== TASK REQUIREMENTS ==
Every entry must be copied word for word.

# start of EXTRACTED DATA

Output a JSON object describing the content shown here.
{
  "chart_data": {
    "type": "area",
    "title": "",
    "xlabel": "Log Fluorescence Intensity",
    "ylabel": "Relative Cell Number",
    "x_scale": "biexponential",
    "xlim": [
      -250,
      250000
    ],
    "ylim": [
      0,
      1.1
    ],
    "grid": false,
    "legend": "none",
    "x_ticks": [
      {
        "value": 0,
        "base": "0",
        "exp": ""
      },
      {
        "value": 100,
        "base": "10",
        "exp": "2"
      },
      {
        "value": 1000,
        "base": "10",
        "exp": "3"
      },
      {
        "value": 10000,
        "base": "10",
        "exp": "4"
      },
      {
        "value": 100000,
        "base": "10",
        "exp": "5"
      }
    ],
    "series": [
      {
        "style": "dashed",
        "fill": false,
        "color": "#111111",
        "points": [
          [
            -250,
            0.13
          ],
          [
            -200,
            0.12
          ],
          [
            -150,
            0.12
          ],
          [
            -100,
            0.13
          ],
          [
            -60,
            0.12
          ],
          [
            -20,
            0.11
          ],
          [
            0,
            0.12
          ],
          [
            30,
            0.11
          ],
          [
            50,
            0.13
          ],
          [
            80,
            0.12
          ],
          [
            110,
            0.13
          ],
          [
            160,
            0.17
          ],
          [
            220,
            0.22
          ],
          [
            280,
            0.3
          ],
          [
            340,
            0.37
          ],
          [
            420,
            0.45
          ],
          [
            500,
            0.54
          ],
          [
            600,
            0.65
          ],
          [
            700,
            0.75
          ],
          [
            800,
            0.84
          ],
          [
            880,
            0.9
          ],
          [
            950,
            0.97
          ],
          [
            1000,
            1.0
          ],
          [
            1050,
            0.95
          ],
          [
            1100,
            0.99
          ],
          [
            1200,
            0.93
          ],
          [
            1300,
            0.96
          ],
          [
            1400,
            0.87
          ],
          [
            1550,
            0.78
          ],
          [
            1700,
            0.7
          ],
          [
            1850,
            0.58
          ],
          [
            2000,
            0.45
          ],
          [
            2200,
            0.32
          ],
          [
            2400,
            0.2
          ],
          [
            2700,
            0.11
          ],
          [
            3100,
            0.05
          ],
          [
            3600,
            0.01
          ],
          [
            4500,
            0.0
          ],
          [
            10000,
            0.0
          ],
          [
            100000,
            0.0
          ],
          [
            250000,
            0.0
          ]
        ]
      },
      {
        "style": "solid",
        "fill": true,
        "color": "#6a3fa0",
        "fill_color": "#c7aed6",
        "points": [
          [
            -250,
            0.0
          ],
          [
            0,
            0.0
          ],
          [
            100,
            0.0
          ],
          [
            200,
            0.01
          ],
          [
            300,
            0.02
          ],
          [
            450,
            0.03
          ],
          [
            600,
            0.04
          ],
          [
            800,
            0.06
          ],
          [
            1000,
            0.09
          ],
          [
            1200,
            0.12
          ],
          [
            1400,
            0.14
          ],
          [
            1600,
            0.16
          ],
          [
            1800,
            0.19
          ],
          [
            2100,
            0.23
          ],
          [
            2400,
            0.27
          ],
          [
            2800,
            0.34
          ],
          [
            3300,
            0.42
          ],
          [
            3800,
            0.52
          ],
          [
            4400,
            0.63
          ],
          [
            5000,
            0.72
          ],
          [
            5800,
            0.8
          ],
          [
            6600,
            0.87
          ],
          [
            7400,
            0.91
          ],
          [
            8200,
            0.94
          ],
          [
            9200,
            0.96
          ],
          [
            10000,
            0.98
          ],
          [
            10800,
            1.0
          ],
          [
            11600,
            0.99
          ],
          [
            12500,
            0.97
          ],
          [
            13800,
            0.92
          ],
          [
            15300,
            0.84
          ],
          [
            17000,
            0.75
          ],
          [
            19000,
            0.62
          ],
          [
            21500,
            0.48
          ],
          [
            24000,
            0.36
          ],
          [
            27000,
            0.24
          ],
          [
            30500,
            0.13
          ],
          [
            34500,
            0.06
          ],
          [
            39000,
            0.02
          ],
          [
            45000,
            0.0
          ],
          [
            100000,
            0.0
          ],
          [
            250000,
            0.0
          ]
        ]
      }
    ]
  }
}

# end of EXTRACTED DATA

== RESPONSE FOR THIS EXERCISE ==
Output a JSON object describing the content shown here.
{
  "chart_data": {
    "type": "area",
    "title": "",
    "xlabel": "Log Fluorescence Intensity",
    "ylabel": "Relative Cell Number",
    "x_scale": "biexponential",
    "xlim": [
      -250,
      250000
    ],
    "ylim": [
      0,
      1.1
    ],
    "grid": false,
    "legend": "none",
    "x_ticks": [
      {
        "value": 0,
        "base": "0",
        "exp": ""
      },
      {
        "value": 100,
        "base": "10",
        "exp": "2"
      },
      {
        "value": 1000,
        "base": "10",
        "exp": "3"
      },
      {
        "value": 10000,
        "base": "10",
        "exp": "4"
      },
      {
        "value": 100000,
        "base": "10",
        "exp": "5"
      }
    ],
    "series": [
      {
        "style": "dashed",
        "fill": false,
        "color": "#111111",
        "points": [
          [
            -250,
            0.13
          ],
          [
            -200,
            0.12
          ],
          [
            -150,
            0.12
          ],
          [
            -100,
            0.13
          ],
          [
            -60,
            0.12
          ],
          [
            -20,
            0.11
          ],
          [
            0,
            0.12
          ],
          [
            30,
            0.11
          ],
          [
            50,
            0.13
          ],
          [
            80,
            0.12
          ],
          [
            110,
            0.13
          ],
          [
            160,
            0.17
          ],
          [
            220,
            0.22
          ],
          [
            280,
            0.3
          ],
          [
            340,
            0.37
          ],
          [
            420,
            0.45
          ],
          [
            500,
            0.54
          ],
          [
            600,
            0.65
          ],
          [
            700,
            0.75
          ],
          [
            800,
            0.84
          ],
          [
            880,
            0.9
          ],
          [
            950,
            0.97
          ],
          [
            1000,
            1.0
          ],
          [
            1050,
            0.95
          ],
          [
            1100,
            0.99
          ],
          [
            1200,
            0.93
          ],
          [
            1300,
            0.96
          ],
          [
            1400,
            0.87
          ],
          [
            1550,
            0.78
          ],
          [
            1700,
            0.7
          ],
          [
            1850,
            0.58
          ],
          [
            2000,
            0.45
          ],
          [
            2200,
            0.32
          ],
          [
            2400,
            0.2
          ],
          [
            2700,
            0.11
          ],
          [
            3100,
            0.05
          ],
          [
            3600,
            0.01
          ],
          [
            4500,
            0.0
          ],
          [
            10000,
            0.0
          ],
          [
            100000,
            0.0
          ],
          [
            250000,
            0.0
          ]
        ]
      },
      {
        "style": "solid",
        "fill": true,
        "color": "#6a3fa0",
        "fill_color": "#c7aed6",
        "points": [
          [
            -250,
            0.0
          ],
          [
            0,
            0.0
          ],
          [
            100,
            0.0
          ],
          [
            200,
            0.01
          ],
          [
            300,
            0.02
          ],
          [
            450,
            0.03
          ],
          [
            600,
            0.04
          ],
          [
            800,
            0.06
          ],
          [
            1000,
            0.09
          ],
          [
            1200,
            0.12
          ],
          [
            1400,
            0.14
          ],
          [
            1600,
            0.16
          ],
          [
            1800,
            0.19
          ],
          [
            2100,
            0.23
          ],
          [
            2400,
            0.27
          ],
          [
            2800,
            0.34
          ],
          [
            3300,
            0.42
          ],
          [
            3800,
            0.52
          ],
          [
            4400,
            0.63
          ],
          [
            5000,
            0.72
          ],
          [
            5800,
            0.8
          ],
          [
            6600,
            0.87
          ],
          [
            7400,
            0.91
          ],
          [
            8200,
            0.94
          ],
          [
            9200,
            0.96
          ],
          [
            10000,
            0.98
          ],
          [
            10800,
            1.0
          ],
          [
            11600,
            0.99
          ],
          [
            12500,
            0.97
          ],
          [
            13800,
            0.92
          ],
          [
            15300,
            0.84
          ],
          [
            17000,
            0.75
          ],
          [
            19000,
            0.62
          ],
          [
            21500,
            0.48
          ],
          [
            24000,
            0.36
          ],
          [
            27000,
            0.24
          ],
          [
            30500,
            0.13
          ],
          [
            34500,
            0.06
          ],
          [
            39000,
            0.02
          ],
          [
            45000,
            0.0
          ],
          [
            100000,
            0.0
          ],
          [
            250000,
            0.0
          ]
        ]
      }
    ]
  }
}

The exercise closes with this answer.